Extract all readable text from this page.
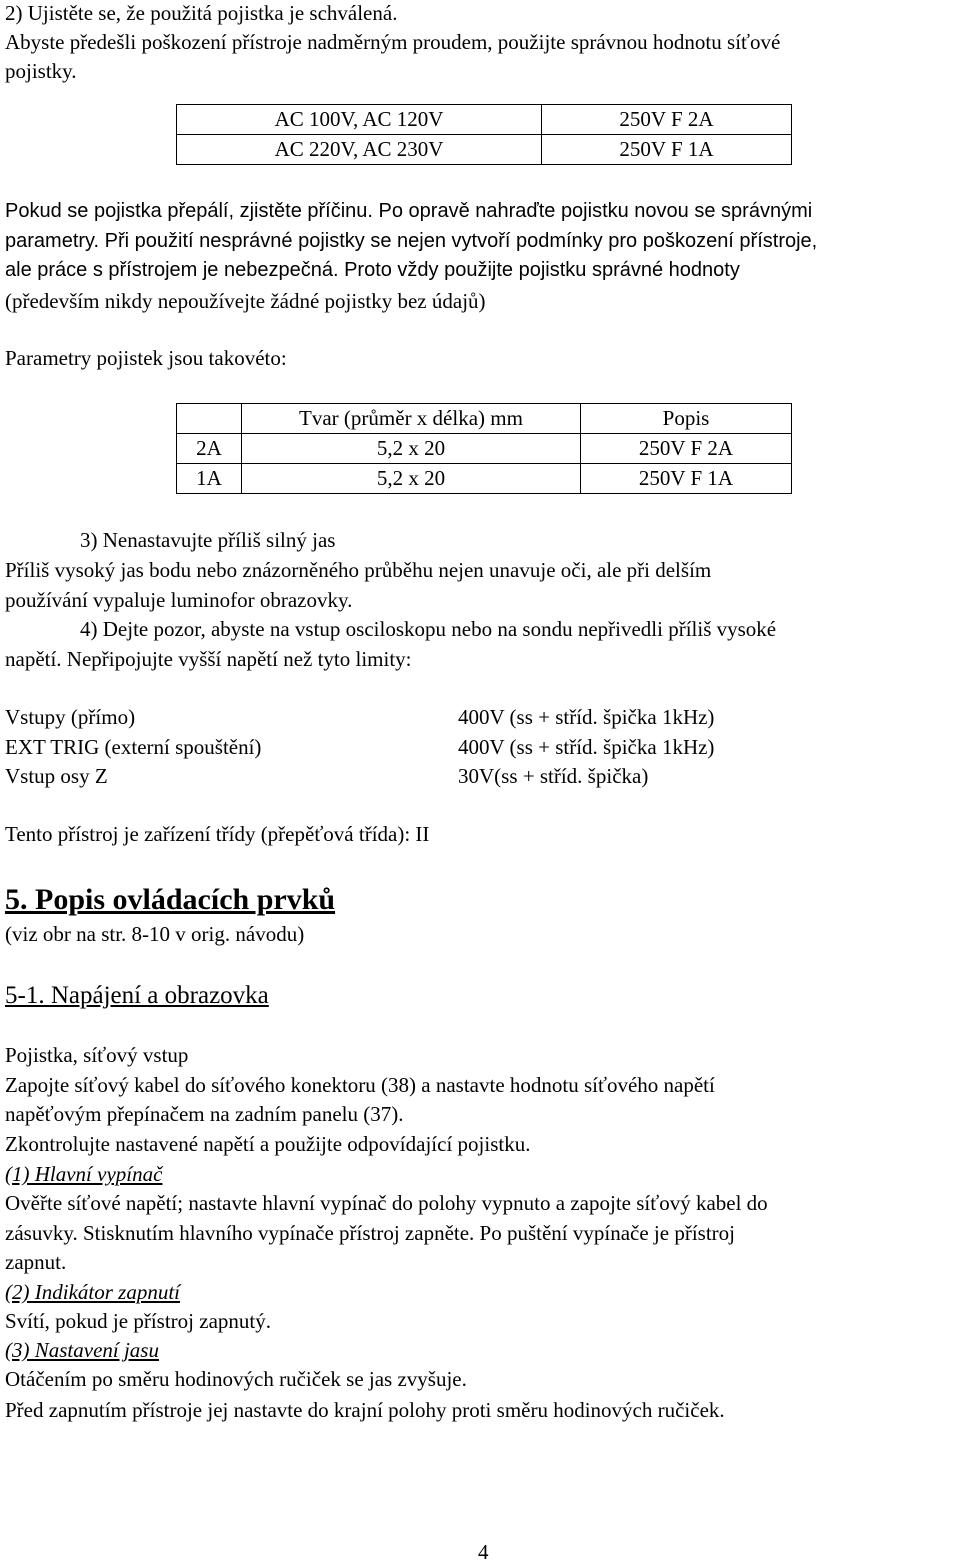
2) Ujistěte se, že použitá pojistka je schválená.
Abyste předešli poškození přístroje nadměrným proudem, použijte správnou hodnotu síťové
pojistky.
AC 100V, AC 120V	250V F 2A
AC 220V, AC 230V	250V F 1A
Pokud se pojistka přepálí, zjistěte příčinu. Po opravě nahraďte pojistku novou se správnými
parametry. Při použití nesprávné pojistky se nejen vytvoří podmínky pro poškození přístroje,
ale práce s přístrojem je nebezpečná. Proto vždy použijte pojistku správné hodnoty
(především nikdy nepoužívejte žádné pojistky bez údajů)
Parametry pojistek jsou takovéto:
	Tvar (průměr x délka) mm	Popis
2A	5,2 x 20	250V F 2A
1A	5,2 x 20	250V F 1A
3) Nenastavujte příliš silný jas
Příliš vysoký jas bodu nebo znázorněného průběhu nejen unavuje oči, ale při delším
používání vypaluje luminofor obrazovky.
4) Dejte pozor, abyste na vstup osciloskopu nebo na sondu nepřivedli příliš vysoké
napětí. Nepřipojujte vyšší napětí než tyto limity:
Vstupy (přímo)	400V (ss + stříd. špička 1kHz)
EXT TRIG (externí spouštění)	400V (ss + stříd. špička 1kHz)
Vstup osy Z	30V(ss + stříd. špička)
Tento přístroj je zařízení třídy (přepěťová třída): II
5. Popis ovládacích prvků
(viz obr na str. 8-10 v orig. návodu)
5-1. Napájení a obrazovka
Pojistka, síťový vstup
Zapojte síťový kabel do síťového konektoru (38) a nastavte hodnotu síťového napětí
napěťovým přepínačem na zadním panelu (37).
Zkontrolujte nastavené napětí a použijte odpovídající pojistku.
(1) Hlavní vypínač
Ověřte síťové napětí; nastavte hlavní vypínač do polohy vypnuto a zapojte síťový kabel do
zásuvky. Stisknutím hlavního vypínače přístroj zapněte. Po puštění vypínače je přístroj
zapnut.
(2) Indikátor zapnutí
Svítí, pokud je přístroj zapnutý.
(3) Nastavení jasu
Otáčením po směru hodinových ručiček se jas zvyšuje.
Před zapnutím přístroje jej nastavte do krajní polohy proti směru hodinových ručiček.
4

^^^^^^^^

Quote the records in full and exactly; skip any image.

Extract all readable text from this page.
2) Ujistěte se, že použitá pojistka je schválená.
Abyste předešli poškození přístroje nadměrným proudem, použijte správnou hodnotu síťové
pojistky.
AC 100V, AC 120V	250V F 2A
AC 220V, AC 230V	250V F 1A
Pokud se pojistka přepálí, zjistěte příčinu. Po opravě nahraďte pojistku novou se správnými
parametry. Při použití nesprávné pojistky se nejen vytvoří podmínky pro poškození přístroje,
ale práce s přístrojem je nebezpečná. Proto vždy použijte pojistku správné hodnoty
(především nikdy nepoužívejte žádné pojistky bez údajů)
Parametry pojistek jsou takovéto:
	Tvar (průměr x délka) mm	Popis
2A	5,2 x 20	250V F 2A
1A	5,2 x 20	250V F 1A
3) Nenastavujte příliš silný jas
Příliš vysoký jas bodu nebo znázorněného průběhu nejen unavuje oči, ale při delším
používání vypaluje luminofor obrazovky.
4) Dejte pozor, abyste na vstup osciloskopu nebo na sondu nepřivedli příliš vysoké
napětí. Nepřipojujte vyšší napětí než tyto limity:
Vstupy (přímo)	400V (ss + stříd. špička 1kHz)
EXT TRIG (externí spouštění)	400V (ss + stříd. špička 1kHz)
Vstup osy Z	30V(ss + stříd. špička)
Tento přístroj je zařízení třídy (přepěťová třída): II
5. Popis ovládacích prvků
(viz obr na str. 8-10 v orig. návodu)
5-1. Napájení a obrazovka
Pojistka, síťový vstup
Zapojte síťový kabel do síťového konektoru (38) a nastavte hodnotu síťového napětí
napěťovým přepínačem na zadním panelu (37).
Zkontrolujte nastavené napětí a použijte odpovídající pojistku.
(1) Hlavní vypínač
Ověřte síťové napětí; nastavte hlavní vypínač do polohy vypnuto a zapojte síťový kabel do
zásuvky. Stisknutím hlavního vypínače přístroj zapněte. Po puštění vypínače je přístroj
zapnut.
(2) Indikátor zapnutí
Svítí, pokud je přístroj zapnutý.
(3) Nastavení jasu
Otáčením po směru hodinových ručiček se jas zvyšuje.
Před zapnutím přístroje jej nastavte do krajní polohy proti směru hodinových ručiček.
4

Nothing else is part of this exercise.